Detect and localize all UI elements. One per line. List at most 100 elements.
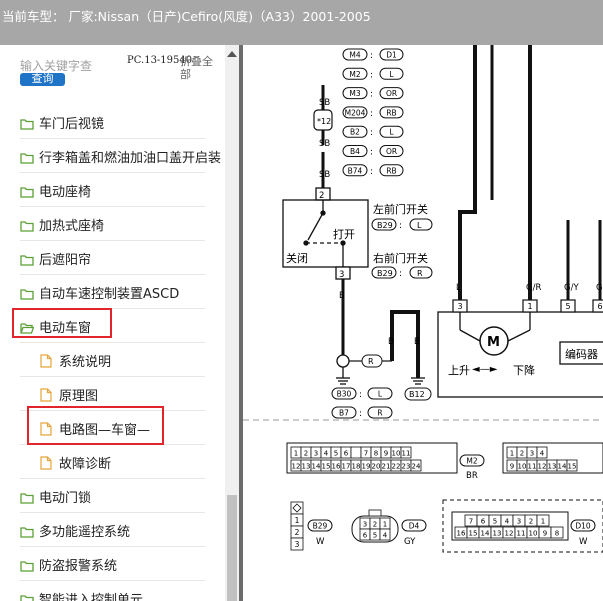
d10-pin: 2 [529, 518, 533, 526]
d10-pin: 12 [505, 530, 514, 538]
tree-item[interactable]: 电动座椅 [0, 173, 225, 207]
tree-item[interactable]: 智能进入控制单元 [0, 581, 225, 601]
m2-pin: 9 [384, 450, 388, 458]
m2-pin: 16 [332, 463, 341, 471]
connector-id: M2 [349, 70, 360, 79]
search-button[interactable]: 查询 [20, 73, 65, 86]
m2-pin: 22 [392, 463, 401, 471]
current-model-title: 当前车型： 厂家:Nissan（日产)Cefiro(风度)（A33）2001-2… [2, 9, 371, 24]
tree-item[interactable]: 系统说明 [0, 343, 225, 377]
tree-item[interactable]: 防盗报警系统 [0, 547, 225, 581]
m2-pin: 3 [314, 450, 318, 458]
scrollbar-thumb[interactable] [227, 495, 237, 601]
folder-icon [20, 285, 34, 300]
tree-item-label: 多功能遥控系统 [39, 525, 131, 540]
motor-pin: 5 [565, 302, 570, 311]
tree-item-label: 车门后视镜 [39, 117, 105, 132]
wire-color-label: G [596, 283, 603, 293]
title-bar: 当前车型： 厂家:Nissan（日产)Cefiro(风度)（A33）2001-2… [0, 0, 603, 45]
b29-pin: 3 [295, 540, 300, 549]
motor-pin: 3 [457, 302, 462, 311]
right-grid-pin: 9 [510, 463, 514, 471]
wire-b-label: B [339, 291, 345, 301]
connector-list: M4: D1M2: LM3: ORM204: RBB2: LB4: ORB74: RB [342, 48, 404, 177]
d4-pin: 5 [373, 532, 377, 540]
tree-item[interactable]: 后遮阳帘 [0, 241, 225, 275]
svg-text::: : [359, 409, 362, 419]
d10-connector-label: D10 [575, 522, 591, 531]
fuse-label: *12 [317, 117, 331, 126]
d4-pin: 1 [383, 521, 387, 529]
d10-pin: 11 [517, 530, 526, 538]
tree-item[interactable]: 自动车速控制装置ASCD [0, 275, 225, 309]
scroll-up-arrow-icon[interactable] [227, 51, 237, 57]
m2-wire-color: BR [466, 471, 478, 481]
collapse-all-link[interactable]: 折叠全部 [180, 55, 220, 81]
document-icon [40, 455, 54, 470]
m2-pin: 14 [312, 463, 321, 471]
connector-pin: OR [386, 89, 397, 98]
ground-connectors: B30: LB7: R [331, 387, 393, 419]
d10-pin: 13 [493, 530, 502, 538]
m2-pin: 21 [382, 463, 391, 471]
b29-wire-color: W [316, 537, 325, 547]
m2-pin: 19 [362, 463, 371, 471]
tree-item[interactable]: 车门后视镜 [0, 105, 225, 139]
d4-pin: 6 [363, 532, 368, 540]
wiring-diagram-page[interactable]: M4: D1 M2: L M3: OR M204: RB B2: L B4: OR B74: RB SB … [243, 45, 603, 601]
m2-pin: 15 [322, 463, 331, 471]
motor-up-label: 上升 [448, 364, 470, 377]
svg-text::: : [370, 90, 373, 100]
switch-open-label: 打开 [333, 227, 355, 241]
m2-pin: 24 [412, 463, 421, 471]
b29-connector: 1 2 3 B29 W [290, 501, 333, 551]
tree-item-label: 故障诊断 [59, 457, 112, 472]
encoder-label: 编码器 [565, 347, 598, 361]
highlight-power-window [12, 308, 112, 338]
svg-text::: : [370, 51, 373, 61]
tree-item[interactable]: 多功能遥控系统 [0, 513, 225, 547]
folder-icon [20, 591, 34, 601]
svg-text::: : [370, 109, 373, 119]
d10-pin: 5 [493, 518, 497, 526]
wire-b-label-3: B [414, 337, 420, 347]
d10-wire-color: W [579, 537, 588, 547]
front-left-conn: B29 [377, 221, 393, 230]
tree-item[interactable]: 加热式座椅 [0, 207, 225, 241]
m2-pin: 1 [294, 450, 298, 458]
wire-b-label-2: B [388, 337, 394, 347]
tree-item[interactable]: 行李箱盖和燃油加油口盖开启装 [0, 139, 225, 173]
tree-item-label: 行李箱盖和燃油加油口盖开启装 [39, 151, 222, 166]
motor-symbol: M [487, 335, 500, 350]
wire-sb-label: SB [319, 98, 330, 108]
wire-sb-label-3: SB [319, 170, 330, 180]
switch-pin-top: 2 [319, 191, 324, 201]
tree-item-label: 系统说明 [59, 355, 112, 370]
d10-pin: 16 [457, 530, 466, 538]
highlight-circuit-diagram [27, 406, 164, 445]
right-grid-pin: 13 [548, 463, 557, 471]
tree-item[interactable]: 故障诊断 [0, 445, 225, 479]
tree-item-label: 后遮阳帘 [39, 253, 92, 268]
svg-text::: : [370, 167, 373, 177]
d10-pin: 7 [469, 518, 473, 526]
document-icon [40, 353, 54, 368]
folder-icon [20, 489, 34, 504]
connector-id: M3 [349, 89, 360, 98]
tree-item-label: 加热式座椅 [39, 219, 105, 234]
connector-pin: OR [386, 147, 397, 156]
sidebar-scrollbar[interactable] [225, 45, 239, 601]
front-right-switch-label: 右前门开关 [373, 251, 428, 265]
m2-pin: 12 [292, 463, 301, 471]
m2-pin: 20 [372, 463, 381, 471]
m2-pin: 18 [352, 463, 361, 471]
d4-pin: 4 [383, 532, 388, 540]
wire-color-label: G/Y [564, 283, 579, 293]
m2-pin: 13 [302, 463, 311, 471]
right-grid-pin: 3 [530, 450, 534, 458]
m2-pin: 2 [304, 450, 308, 458]
folder-icon [20, 251, 34, 266]
tree-item-label: 智能进入控制单元 [39, 593, 144, 601]
svg-text::: : [370, 70, 373, 80]
tree-item[interactable]: 电动门锁 [0, 479, 225, 513]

▸ TASK DIRECTIONS
Format every line of the listing above as a JSON array of strings, one string per line, skipping blank lines. Leave the picture out of your answer.

▸ TASK RESULT
[
  "Detect and localize all UI elements. One per line. List at most 100 elements.",
  "d10-pin: 2 [529, 518, 533, 526]",
  "d10-pin: 12 [505, 530, 514, 538]",
  "tree-item[interactable]: 电动座椅 [0, 173, 225, 207]",
  "tree-item[interactable]: 智能进入控制单元 [0, 581, 225, 601]",
  "m2-pin: 9 [384, 450, 388, 458]",
  "m2-pin: 16 [332, 463, 341, 471]",
  "connector-id: M2 [349, 70, 360, 79]",
  "search-button[interactable]: 查询 [20, 73, 65, 86]",
  "m2-pin: 22 [392, 463, 401, 471]",
  "current-model-title: 当前车型： 厂家:Nissan（日产)Cefiro(风度)（A33）2001-2… [2, 9, 371, 24]",
  "tree-item[interactable]: 系统说明 [0, 343, 225, 377]",
  "tree-item[interactable]: 防盗报警系统 [0, 547, 225, 581]",
  "m2-pin: 3 [314, 450, 318, 458]",
  "scrollbar-thumb[interactable] [227, 495, 237, 601]",
  "folder-icon [20, 285, 34, 300]",
  "tree-item-label: 多功能遥控系统 [39, 525, 131, 540]",
  "motor-pin: 5 [565, 302, 570, 311]",
  "tree-item-label: 车门后视镜 [39, 117, 105, 132]",
  "wire-color-label: G [596, 283, 603, 293]",
  "title-bar: 当前车型： 厂家:Nissan（日产)Cefiro(风度)（A33）2001-2… [0, 0, 603, 45]",
  "b29-pin: 3 [295, 540, 300, 549]",
  "motor-pin: 3 [457, 302, 462, 311]",
  "right-grid-pin: 9 [510, 463, 514, 471]",
  "wire-b-label: B [339, 291, 345, 301]",
  "connector-list: M4: D1M2: LM3: ORM204: RBB2: LB4: ORB74: RB [342, 48, 404, 177]",
  "d4-pin: 5 [373, 532, 377, 540]",
  "tree-item[interactable]: 后遮阳帘 [0, 241, 225, 275]",
  "svg-text::: : [359, 409, 362, 419]",
  "d10-connector-label: D10 [575, 522, 591, 531]",
  "fuse-label: *12 [317, 117, 331, 126]",
  "d4-pin: 1 [383, 521, 387, 529]",
  "d10-pin: 11 [517, 530, 526, 538]",
  "tree-item[interactable]: 自动车速控制装置ASCD [0, 275, 225, 309]",
  "scroll-up-arrow-icon[interactable] [227, 51, 237, 57]",
  "m2-wire-color: BR [466, 471, 478, 481]",
  "collapse-all-link[interactable]: 折叠全部 [180, 55, 220, 81]",
  "document-icon [40, 455, 54, 470]",
  "m2-pin: 14 [312, 463, 321, 471]",
  "connector-pin: OR [386, 89, 397, 98]",
  "ground-connectors: B30: LB7: R [331, 387, 393, 419]",
  "d10-pin: 13 [493, 530, 502, 538]",
  "m2-pin: 21 [382, 463, 391, 471]",
  "b29-wire-color: W [316, 537, 325, 547]",
  "m2-pin: 19 [362, 463, 371, 471]",
  "tree-item[interactable]: 车门后视镜 [0, 105, 225, 139]",
  "d4-pin: 6 [363, 532, 368, 540]",
  "wiring-diagram-page[interactable]: M4: D1 M2: L M3: OR M204: RB B2: L B4: OR B74: RB SB … [243, 45, 603, 601]",
  "m2-pin: 15 [322, 463, 331, 471]",
  "motor-up-label: 上升 [448, 364, 470, 377]",
  "svg-text::: : [370, 90, 373, 100]",
  "switch-open-label: 打开 [333, 227, 355, 241]",
  "m2-pin: 24 [412, 463, 421, 471]",
  "b29-connector: 1 2 3 B29 W [290, 501, 333, 551]",
  "tree-item-label: 故障诊断 [59, 457, 112, 472]",
  "encoder-label: 编码器 [565, 347, 598, 361]",
  "highlight-power-window [12, 308, 112, 338]",
  "svg-text::: : [370, 51, 373, 61]",
  "tree-item[interactable]: 多功能遥控系统 [0, 513, 225, 547]",
  "folder-icon [20, 591, 34, 601]",
  "svg-text::: : [370, 109, 373, 119]",
  "d10-pin: 5 [493, 518, 497, 526]",
  "wire-b-label-3: B [414, 337, 420, 347]",
  "d10-wire-color: W [579, 537, 588, 547]",
  "front-left-conn: B29 [377, 221, 393, 230]",
  "tree-item[interactable]: 加热式座椅 [0, 207, 225, 241]",
  "m2-pin: 1 [294, 450, 298, 458]",
  "wire-b-label-2: B [388, 337, 394, 347]",
  "tree-item[interactable]: 行李箱盖和燃油加油口盖开启装 [0, 139, 225, 173]",
  "tree-item-label: 行李箱盖和燃油加油口盖开启装 [39, 151, 222, 166]",
  "motor-symbol: M [487, 335, 500, 350]",
  "wire-sb-label: SB [319, 98, 330, 108]",
  "wire-sb-label-3: SB [319, 170, 330, 180]",
  "switch-pin-top: 2 [319, 191, 324, 201]",
  "tree-item-label: 系统说明 [59, 355, 112, 370]",
  "d10-pin: 16 [457, 530, 466, 538]",
  "highlight-circuit-diagram [27, 406, 164, 445]",
  "right-grid-pin: 13 [548, 463, 557, 471]",
  "tree-item[interactable]: 故障诊断 [0, 445, 225, 479]",
  "tree-item-label: 后遮阳帘 [39, 253, 92, 268]",
  "svg-text::: : [370, 167, 373, 177]",
  "d10-pin: 7 [469, 518, 473, 526]",
  "document-icon [40, 353, 54, 368]",
  "folder-icon [20, 489, 34, 504]",
  "connector-id: M3 [349, 89, 360, 98]",
  "tree-item-label: 加热式座椅 [39, 219, 105, 234]",
  "connector-pin: OR [386, 147, 397, 156]",
  "sidebar-scrollbar[interactable] [225, 45, 239, 601]",
  "front-right-switch-label: 右前门开关 [373, 251, 428, 265]",
  "m2-pin: 12 [292, 463, 301, 471]",
  "m2-pin: 20 [372, 463, 381, 471]",
  "m2-pin: 18 [352, 463, 361, 471]",
  "d4-pin: 4 [383, 532, 388, 540]",
  "wire-color-label: G/Y [564, 283, 579, 293]",
  "m2-pin: 13 [302, 463, 311, 471]",
  "right-grid-pin: 3 [530, 450, 534, 458]",
  "m2-pin: 2 [304, 450, 308, 458]",
  "folder-icon [20, 251, 34, 266]",
  "tree-item-label: 智能进入控制单元 [39, 593, 144, 601]",
  "svg-text::: : [370, 70, 373, 80]",
  "tree-item[interactable]: 电动门锁 [0, 479, 225, 513]"
]